SOURCE DATA:
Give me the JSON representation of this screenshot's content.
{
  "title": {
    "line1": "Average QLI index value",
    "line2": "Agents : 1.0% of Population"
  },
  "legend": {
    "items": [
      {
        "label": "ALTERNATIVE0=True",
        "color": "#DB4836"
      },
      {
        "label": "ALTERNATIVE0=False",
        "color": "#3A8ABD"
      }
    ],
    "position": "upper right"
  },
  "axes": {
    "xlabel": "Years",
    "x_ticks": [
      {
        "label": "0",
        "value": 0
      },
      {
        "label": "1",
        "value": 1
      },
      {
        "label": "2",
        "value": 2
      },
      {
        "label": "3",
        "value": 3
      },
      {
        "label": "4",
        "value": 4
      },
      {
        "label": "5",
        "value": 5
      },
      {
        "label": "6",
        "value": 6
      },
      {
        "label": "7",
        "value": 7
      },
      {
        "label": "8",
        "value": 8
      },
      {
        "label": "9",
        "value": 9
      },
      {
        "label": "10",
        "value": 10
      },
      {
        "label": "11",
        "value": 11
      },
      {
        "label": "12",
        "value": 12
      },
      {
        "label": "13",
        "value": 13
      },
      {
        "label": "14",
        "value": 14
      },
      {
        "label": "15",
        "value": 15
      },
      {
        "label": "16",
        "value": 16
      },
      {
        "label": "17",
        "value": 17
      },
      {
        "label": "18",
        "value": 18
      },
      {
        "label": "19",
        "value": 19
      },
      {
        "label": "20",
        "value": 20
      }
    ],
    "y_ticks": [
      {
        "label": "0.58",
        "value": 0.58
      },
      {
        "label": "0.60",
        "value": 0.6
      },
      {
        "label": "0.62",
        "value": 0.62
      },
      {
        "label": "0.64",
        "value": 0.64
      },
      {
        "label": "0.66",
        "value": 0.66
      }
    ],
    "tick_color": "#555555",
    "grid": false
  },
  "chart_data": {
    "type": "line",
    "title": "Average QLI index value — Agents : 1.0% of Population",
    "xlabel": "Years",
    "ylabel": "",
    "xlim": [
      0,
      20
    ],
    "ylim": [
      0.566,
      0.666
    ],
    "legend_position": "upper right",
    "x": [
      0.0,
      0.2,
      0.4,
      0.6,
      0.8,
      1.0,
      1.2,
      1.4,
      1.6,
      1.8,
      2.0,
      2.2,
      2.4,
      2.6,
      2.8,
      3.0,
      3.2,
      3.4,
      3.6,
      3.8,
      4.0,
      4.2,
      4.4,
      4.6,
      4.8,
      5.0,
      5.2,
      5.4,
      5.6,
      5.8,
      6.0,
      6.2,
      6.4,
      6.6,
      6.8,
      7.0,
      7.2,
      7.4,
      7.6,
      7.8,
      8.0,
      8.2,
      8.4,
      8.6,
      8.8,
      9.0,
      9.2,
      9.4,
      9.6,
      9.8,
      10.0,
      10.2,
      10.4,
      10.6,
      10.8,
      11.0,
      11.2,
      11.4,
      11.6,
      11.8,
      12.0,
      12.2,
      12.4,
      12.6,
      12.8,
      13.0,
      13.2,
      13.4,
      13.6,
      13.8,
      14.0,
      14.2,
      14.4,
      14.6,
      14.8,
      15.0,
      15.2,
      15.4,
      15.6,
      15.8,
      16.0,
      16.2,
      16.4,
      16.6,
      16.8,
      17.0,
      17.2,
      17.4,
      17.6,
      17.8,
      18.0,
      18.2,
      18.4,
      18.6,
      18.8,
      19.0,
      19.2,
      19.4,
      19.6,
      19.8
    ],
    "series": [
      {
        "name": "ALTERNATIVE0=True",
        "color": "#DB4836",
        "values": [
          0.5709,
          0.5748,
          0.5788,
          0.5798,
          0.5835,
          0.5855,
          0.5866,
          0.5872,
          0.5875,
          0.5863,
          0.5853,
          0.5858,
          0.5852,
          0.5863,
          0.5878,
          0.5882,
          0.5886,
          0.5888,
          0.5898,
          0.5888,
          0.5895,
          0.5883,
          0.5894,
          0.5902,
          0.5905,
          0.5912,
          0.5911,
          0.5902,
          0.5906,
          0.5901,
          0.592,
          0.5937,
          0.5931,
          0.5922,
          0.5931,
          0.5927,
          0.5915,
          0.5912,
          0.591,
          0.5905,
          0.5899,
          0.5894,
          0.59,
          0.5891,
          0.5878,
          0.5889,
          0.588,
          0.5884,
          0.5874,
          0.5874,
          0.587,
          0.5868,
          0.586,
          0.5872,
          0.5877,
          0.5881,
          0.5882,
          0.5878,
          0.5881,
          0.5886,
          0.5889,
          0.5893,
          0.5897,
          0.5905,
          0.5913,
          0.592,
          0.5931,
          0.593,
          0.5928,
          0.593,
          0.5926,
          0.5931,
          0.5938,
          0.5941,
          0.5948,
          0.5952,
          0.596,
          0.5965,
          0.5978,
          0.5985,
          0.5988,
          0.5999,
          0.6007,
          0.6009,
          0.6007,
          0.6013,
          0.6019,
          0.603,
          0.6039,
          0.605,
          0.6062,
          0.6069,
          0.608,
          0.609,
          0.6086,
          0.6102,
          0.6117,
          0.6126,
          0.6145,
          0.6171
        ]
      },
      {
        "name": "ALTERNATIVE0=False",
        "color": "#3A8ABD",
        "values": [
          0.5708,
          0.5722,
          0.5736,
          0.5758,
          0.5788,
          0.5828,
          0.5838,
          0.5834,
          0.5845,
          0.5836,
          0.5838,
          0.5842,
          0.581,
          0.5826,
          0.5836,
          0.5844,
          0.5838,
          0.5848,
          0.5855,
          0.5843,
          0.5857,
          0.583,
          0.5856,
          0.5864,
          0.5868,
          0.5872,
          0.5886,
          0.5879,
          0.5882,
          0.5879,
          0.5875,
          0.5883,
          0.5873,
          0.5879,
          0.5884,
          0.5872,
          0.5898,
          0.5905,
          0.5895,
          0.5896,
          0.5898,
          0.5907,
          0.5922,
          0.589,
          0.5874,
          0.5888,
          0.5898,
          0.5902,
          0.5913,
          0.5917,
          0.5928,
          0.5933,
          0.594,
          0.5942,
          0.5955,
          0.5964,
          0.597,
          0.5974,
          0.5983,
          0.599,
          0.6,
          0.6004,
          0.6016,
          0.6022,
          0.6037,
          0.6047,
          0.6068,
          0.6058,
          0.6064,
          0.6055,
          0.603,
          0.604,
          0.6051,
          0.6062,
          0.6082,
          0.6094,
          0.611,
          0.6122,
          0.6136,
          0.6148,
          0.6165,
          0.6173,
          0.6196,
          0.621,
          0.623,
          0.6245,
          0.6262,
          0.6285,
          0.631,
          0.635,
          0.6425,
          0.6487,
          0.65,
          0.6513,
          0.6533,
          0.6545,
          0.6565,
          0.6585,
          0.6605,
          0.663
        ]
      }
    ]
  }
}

GOAL:
Locate each line with the word "upper" and copy it.

RESPONSE BELOW:
    "position": "upper right"
    "legend_position": "upper right",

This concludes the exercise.